§ **Stated goal**
Write only the number of lines holding the string "nadzorom".

§ **Recorded data**
>>>
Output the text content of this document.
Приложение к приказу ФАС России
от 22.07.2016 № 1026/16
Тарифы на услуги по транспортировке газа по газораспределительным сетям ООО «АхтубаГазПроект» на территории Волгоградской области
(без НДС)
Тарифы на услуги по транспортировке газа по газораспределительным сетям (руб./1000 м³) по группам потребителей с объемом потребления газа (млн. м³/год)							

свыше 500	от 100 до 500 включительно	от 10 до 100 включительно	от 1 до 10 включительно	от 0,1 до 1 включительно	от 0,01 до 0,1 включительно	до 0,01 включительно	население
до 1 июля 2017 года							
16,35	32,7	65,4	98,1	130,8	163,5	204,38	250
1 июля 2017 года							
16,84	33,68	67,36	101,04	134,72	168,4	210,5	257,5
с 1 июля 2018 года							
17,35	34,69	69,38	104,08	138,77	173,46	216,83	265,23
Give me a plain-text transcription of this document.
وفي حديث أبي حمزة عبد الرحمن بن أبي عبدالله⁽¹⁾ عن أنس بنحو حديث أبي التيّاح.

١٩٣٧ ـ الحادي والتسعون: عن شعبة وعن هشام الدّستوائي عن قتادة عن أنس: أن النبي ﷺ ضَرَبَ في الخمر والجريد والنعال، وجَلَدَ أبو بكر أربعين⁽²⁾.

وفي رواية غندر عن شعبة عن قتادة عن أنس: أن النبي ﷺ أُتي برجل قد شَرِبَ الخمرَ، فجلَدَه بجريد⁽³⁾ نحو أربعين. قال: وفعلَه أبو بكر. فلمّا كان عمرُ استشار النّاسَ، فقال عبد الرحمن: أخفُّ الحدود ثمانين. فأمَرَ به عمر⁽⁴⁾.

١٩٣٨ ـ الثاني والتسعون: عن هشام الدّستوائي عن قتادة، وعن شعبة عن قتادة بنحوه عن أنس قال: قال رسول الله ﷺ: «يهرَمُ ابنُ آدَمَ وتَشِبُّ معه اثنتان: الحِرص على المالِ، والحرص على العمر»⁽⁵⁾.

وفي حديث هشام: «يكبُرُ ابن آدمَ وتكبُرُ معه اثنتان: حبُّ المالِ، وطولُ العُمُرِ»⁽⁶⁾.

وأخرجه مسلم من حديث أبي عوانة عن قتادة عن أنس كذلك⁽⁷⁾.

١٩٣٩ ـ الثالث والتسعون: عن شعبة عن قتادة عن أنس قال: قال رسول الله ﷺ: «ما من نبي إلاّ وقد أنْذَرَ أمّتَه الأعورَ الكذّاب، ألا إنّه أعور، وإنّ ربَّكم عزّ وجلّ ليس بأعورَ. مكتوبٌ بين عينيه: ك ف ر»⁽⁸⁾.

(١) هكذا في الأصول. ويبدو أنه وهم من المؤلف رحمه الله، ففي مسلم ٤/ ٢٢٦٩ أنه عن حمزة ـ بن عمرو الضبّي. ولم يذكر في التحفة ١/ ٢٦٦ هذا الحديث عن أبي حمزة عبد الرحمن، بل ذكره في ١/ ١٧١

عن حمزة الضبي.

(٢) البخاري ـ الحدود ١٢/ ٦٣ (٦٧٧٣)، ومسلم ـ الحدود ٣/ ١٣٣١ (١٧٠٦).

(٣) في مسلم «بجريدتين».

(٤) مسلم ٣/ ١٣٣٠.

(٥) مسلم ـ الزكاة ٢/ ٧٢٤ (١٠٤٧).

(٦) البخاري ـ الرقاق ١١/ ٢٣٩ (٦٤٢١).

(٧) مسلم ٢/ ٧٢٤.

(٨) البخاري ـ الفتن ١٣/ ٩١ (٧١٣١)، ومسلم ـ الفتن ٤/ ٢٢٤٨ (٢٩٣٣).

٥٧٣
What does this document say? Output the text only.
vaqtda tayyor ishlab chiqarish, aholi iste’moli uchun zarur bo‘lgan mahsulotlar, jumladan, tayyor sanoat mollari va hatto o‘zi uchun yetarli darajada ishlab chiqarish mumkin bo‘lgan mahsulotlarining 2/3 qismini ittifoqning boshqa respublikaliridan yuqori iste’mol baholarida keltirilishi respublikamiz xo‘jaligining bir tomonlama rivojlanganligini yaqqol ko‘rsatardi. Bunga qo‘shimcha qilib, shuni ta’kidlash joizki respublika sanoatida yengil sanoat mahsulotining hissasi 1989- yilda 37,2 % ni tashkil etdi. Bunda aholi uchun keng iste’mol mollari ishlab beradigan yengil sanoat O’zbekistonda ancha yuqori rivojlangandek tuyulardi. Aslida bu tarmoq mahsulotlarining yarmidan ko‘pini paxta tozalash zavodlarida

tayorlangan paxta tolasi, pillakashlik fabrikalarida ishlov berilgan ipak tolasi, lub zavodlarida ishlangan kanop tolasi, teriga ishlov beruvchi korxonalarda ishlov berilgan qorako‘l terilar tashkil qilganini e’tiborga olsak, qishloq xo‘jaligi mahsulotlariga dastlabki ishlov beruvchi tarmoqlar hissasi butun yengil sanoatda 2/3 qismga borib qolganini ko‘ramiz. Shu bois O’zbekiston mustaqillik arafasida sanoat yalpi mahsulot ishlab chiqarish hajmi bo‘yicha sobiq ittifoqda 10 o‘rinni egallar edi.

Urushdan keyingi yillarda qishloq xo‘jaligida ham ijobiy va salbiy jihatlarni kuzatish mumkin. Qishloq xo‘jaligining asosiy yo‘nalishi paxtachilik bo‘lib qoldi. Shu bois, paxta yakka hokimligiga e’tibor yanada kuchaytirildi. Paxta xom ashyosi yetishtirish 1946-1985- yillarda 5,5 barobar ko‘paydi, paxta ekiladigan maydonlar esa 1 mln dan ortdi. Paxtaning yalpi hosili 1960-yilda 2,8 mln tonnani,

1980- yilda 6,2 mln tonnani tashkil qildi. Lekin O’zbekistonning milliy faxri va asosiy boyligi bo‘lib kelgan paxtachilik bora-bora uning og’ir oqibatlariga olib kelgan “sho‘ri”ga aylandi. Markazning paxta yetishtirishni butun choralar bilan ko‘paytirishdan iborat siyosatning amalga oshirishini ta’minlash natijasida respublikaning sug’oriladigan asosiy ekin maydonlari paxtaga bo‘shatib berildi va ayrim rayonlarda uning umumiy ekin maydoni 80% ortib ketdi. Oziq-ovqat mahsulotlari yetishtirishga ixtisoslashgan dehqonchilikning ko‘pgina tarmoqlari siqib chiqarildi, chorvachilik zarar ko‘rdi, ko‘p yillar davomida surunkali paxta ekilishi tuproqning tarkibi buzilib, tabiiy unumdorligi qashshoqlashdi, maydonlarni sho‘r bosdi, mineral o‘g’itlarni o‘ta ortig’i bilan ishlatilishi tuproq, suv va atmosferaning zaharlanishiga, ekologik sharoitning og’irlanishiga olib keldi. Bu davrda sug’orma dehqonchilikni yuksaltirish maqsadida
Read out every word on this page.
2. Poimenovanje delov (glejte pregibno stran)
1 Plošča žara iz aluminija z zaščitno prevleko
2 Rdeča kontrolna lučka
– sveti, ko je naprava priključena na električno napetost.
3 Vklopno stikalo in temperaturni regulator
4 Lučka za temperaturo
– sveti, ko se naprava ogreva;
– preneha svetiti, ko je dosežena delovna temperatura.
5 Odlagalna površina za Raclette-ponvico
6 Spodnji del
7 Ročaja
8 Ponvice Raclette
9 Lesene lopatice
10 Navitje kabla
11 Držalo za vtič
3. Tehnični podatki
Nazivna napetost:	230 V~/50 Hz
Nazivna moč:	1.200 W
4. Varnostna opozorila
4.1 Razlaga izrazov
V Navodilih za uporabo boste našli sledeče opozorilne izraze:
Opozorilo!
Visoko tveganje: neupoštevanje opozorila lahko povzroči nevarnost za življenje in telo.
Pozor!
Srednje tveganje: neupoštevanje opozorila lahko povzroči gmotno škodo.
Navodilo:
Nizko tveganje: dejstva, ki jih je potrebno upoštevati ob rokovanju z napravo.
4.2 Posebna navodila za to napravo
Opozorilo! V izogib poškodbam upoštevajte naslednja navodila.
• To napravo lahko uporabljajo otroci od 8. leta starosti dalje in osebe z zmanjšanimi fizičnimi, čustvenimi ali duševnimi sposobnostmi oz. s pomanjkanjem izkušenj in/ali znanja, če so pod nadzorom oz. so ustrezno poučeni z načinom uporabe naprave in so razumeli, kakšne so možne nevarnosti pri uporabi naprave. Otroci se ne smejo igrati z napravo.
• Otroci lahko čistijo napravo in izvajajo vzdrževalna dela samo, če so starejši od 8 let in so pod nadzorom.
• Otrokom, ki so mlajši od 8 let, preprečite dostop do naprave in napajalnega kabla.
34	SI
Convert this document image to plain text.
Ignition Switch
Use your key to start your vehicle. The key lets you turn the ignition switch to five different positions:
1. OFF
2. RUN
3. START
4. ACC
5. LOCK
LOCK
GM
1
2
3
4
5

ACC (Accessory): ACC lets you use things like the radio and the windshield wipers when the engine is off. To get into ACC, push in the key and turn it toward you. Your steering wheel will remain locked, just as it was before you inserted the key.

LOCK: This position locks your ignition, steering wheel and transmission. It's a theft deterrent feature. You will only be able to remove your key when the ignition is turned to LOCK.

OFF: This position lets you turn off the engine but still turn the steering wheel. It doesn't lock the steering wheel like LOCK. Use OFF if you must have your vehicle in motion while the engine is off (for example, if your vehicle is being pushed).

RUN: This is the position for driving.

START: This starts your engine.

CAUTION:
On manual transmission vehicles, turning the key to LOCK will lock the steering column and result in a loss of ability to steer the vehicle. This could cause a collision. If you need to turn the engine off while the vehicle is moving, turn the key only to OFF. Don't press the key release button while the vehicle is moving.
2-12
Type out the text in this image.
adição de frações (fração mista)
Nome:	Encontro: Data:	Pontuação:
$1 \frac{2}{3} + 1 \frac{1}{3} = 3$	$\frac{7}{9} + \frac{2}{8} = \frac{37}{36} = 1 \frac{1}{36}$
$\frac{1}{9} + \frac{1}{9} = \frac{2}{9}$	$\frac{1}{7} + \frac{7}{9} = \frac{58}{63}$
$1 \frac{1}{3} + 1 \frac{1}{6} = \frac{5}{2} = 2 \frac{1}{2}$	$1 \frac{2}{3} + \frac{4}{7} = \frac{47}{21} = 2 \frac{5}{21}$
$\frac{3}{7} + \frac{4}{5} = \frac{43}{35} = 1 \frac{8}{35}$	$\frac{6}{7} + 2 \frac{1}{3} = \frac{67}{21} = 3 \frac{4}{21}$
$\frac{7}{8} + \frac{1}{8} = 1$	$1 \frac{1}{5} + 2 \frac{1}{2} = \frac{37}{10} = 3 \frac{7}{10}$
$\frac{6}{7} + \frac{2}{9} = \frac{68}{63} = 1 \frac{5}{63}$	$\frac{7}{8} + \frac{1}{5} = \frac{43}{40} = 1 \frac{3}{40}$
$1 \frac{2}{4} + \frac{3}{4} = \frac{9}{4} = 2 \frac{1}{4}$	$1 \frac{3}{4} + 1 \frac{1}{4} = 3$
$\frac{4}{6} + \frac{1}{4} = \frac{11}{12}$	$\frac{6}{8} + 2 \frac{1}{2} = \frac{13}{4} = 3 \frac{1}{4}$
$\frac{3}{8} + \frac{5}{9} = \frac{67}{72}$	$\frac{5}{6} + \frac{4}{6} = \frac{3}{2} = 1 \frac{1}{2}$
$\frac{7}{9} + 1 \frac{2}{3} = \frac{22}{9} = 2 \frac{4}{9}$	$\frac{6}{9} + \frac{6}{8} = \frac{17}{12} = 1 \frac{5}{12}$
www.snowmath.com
<<<
§ **Written answer**
2